----- Data to process

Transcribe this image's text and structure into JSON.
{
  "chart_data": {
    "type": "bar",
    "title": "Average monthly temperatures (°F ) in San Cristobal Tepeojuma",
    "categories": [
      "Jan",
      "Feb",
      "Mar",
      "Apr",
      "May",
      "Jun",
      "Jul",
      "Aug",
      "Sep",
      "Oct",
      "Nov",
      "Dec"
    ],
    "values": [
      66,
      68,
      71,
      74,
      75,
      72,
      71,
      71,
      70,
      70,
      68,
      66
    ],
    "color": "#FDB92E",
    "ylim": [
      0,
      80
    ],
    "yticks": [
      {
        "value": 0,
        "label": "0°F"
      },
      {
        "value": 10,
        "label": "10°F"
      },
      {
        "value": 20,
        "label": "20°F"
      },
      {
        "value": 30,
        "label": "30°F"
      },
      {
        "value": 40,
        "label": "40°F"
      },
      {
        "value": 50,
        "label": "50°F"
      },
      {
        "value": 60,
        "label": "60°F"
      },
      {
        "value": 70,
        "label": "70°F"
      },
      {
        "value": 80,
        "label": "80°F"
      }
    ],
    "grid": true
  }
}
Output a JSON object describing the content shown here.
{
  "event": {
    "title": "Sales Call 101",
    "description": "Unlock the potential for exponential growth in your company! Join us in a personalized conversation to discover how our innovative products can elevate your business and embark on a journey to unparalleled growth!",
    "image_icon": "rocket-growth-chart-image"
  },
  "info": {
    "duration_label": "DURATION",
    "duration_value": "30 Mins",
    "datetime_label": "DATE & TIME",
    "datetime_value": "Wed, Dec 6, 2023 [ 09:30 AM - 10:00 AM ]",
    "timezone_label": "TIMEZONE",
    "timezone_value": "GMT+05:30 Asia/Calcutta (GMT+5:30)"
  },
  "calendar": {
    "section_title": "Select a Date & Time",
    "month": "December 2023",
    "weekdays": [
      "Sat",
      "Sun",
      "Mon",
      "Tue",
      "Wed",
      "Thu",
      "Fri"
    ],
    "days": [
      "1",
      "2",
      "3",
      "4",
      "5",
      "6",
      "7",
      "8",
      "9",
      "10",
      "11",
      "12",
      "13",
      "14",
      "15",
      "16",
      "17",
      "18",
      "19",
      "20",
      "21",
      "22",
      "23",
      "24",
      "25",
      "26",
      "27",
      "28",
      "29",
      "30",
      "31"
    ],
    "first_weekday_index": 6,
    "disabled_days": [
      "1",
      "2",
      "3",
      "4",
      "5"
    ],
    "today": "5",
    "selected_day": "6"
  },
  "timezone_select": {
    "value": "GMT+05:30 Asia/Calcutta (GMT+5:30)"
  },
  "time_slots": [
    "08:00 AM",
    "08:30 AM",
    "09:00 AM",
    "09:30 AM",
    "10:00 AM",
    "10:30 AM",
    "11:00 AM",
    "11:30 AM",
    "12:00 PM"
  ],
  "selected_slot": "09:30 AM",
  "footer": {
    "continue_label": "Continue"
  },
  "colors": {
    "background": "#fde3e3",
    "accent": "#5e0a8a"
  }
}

----------

- [Set task] State how many lines of the records above contain the word "JSON", giving only that number.

- [Response to the exercise] 2